• [Task requirements] Arrange the material as a JSON list of strings, one per line and skipping blank lines, from its first line through the line containing "379, 332, 398]".

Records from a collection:
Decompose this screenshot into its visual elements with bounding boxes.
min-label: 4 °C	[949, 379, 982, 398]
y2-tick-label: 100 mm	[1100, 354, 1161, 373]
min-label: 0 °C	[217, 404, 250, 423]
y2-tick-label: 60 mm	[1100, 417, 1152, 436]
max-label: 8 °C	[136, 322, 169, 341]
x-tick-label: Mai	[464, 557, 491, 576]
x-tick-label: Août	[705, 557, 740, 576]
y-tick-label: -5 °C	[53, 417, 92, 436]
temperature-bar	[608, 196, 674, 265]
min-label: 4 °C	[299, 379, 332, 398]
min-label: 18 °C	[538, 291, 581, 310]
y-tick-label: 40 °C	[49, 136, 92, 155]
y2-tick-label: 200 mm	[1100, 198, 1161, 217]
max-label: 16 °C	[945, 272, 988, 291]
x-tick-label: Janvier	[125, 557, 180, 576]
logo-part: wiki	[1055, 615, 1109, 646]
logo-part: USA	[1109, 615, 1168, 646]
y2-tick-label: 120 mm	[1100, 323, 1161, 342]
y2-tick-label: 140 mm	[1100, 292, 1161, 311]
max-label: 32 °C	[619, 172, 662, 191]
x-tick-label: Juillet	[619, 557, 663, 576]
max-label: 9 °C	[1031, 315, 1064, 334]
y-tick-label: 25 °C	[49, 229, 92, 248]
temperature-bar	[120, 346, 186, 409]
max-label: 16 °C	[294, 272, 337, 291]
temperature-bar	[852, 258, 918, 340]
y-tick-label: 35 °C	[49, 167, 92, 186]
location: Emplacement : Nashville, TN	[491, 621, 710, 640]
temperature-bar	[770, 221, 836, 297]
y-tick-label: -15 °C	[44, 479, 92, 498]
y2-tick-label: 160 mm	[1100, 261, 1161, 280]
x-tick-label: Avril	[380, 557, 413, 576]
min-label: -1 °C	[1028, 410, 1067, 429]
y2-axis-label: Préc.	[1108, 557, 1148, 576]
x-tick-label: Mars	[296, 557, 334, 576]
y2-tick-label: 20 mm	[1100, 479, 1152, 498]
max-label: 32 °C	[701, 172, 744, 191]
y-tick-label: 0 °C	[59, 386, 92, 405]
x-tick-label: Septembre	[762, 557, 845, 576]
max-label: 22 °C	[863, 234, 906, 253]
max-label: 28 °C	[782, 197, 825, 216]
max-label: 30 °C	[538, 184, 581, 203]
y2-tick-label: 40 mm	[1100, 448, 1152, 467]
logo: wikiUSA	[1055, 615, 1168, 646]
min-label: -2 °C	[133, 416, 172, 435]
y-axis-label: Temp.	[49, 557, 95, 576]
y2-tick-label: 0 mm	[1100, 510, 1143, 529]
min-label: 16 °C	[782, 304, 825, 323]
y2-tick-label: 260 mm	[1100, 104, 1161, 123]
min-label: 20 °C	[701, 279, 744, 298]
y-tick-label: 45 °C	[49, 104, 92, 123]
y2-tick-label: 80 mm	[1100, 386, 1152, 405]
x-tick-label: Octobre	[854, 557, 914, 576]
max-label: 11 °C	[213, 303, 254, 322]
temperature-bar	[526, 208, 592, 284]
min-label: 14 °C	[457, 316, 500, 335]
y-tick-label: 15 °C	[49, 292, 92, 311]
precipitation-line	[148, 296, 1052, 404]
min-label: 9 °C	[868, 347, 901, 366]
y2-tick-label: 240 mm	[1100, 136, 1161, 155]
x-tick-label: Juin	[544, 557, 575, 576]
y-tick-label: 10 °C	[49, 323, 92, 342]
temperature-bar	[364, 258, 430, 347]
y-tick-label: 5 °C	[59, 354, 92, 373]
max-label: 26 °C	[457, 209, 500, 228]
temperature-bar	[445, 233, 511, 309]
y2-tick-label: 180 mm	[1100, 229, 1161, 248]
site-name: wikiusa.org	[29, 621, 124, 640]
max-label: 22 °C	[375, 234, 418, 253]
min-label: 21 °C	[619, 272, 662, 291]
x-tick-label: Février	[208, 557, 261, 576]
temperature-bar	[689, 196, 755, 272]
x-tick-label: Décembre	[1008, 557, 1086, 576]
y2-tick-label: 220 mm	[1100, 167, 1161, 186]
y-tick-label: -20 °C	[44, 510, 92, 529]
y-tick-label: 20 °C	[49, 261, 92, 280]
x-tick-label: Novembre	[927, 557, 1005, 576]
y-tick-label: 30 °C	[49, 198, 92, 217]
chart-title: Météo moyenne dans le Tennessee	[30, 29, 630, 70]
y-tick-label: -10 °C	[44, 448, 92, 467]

• [Reply]
[
  "Decompose this screenshot into its visual elements with bounding boxes.",
  "min-label: 4 °C\t[949, 379, 982, 398]",
  "y2-tick-label: 100 mm\t[1100, 354, 1161, 373]",
  "min-label: 0 °C\t[217, 404, 250, 423]",
  "y2-tick-label: 60 mm\t[1100, 417, 1152, 436]",
  "max-label: 8 °C\t[136, 322, 169, 341]",
  "x-tick-label: Mai\t[464, 557, 491, 576]",
  "x-tick-label: Août\t[705, 557, 740, 576]",
  "y-tick-label: -5 °C\t[53, 417, 92, 436]",
  "temperature-bar\t[608, 196, 674, 265]",
  "min-label: 4 °C\t[299, 379, 332, 398]"
]